# What the exercise asks
Print each of the entries exactly, leaving nothing out.

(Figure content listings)
──────────
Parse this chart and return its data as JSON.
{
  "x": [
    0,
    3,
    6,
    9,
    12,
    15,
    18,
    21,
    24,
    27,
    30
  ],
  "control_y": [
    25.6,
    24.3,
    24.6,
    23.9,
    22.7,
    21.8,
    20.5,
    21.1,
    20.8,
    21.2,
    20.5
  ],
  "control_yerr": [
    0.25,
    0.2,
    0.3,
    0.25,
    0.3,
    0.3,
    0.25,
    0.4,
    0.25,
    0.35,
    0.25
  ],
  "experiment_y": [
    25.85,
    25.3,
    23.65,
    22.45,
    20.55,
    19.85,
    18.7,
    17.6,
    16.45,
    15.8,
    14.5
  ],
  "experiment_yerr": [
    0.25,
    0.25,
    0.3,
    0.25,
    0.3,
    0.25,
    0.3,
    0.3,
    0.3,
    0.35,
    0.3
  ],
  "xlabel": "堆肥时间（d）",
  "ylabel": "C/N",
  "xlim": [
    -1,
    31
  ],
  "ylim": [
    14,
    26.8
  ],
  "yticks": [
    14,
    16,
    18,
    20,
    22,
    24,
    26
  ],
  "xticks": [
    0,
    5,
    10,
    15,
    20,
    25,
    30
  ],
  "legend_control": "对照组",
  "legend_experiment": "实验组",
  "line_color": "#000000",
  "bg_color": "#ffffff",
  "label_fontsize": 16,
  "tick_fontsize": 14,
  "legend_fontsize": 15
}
──────────
# Full output
Parse this chart and return its data as JSON.
{
  "x": [
    0,
    3,
    6,
    9,
    12,
    15,
    18,
    21,
    24,
    27,
    30
  ],
  "control_y": [
    25.6,
    24.3,
    24.6,
    23.9,
    22.7,
    21.8,
    20.5,
    21.1,
    20.8,
    21.2,
    20.5
  ],
  "control_yerr": [
    0.25,
    0.2,
    0.3,
    0.25,
    0.3,
    0.3,
    0.25,
    0.4,
    0.25,
    0.35,
    0.25
  ],
  "experiment_y": [
    25.85,
    25.3,
    23.65,
    22.45,
    20.55,
    19.85,
    18.7,
    17.6,
    16.45,
    15.8,
    14.5
  ],
  "experiment_yerr": [
    0.25,
    0.25,
    0.3,
    0.25,
    0.3,
    0.25,
    0.3,
    0.3,
    0.3,
    0.35,
    0.3
  ],
  "xlabel": "堆肥时间（d）",
  "ylabel": "C/N",
  "xlim": [
    -1,
    31
  ],
  "ylim": [
    14,
    26.8
  ],
  "yticks": [
    14,
    16,
    18,
    20,
    22,
    24,
    26
  ],
  "xticks": [
    0,
    5,
    10,
    15,
    20,
    25,
    30
  ],
  "legend_control": "对照组",
  "legend_experiment": "实验组",
  "line_color": "#000000",
  "bg_color": "#ffffff",
  "label_fontsize": 16,
  "tick_fontsize": 14,
  "legend_fontsize": 15
}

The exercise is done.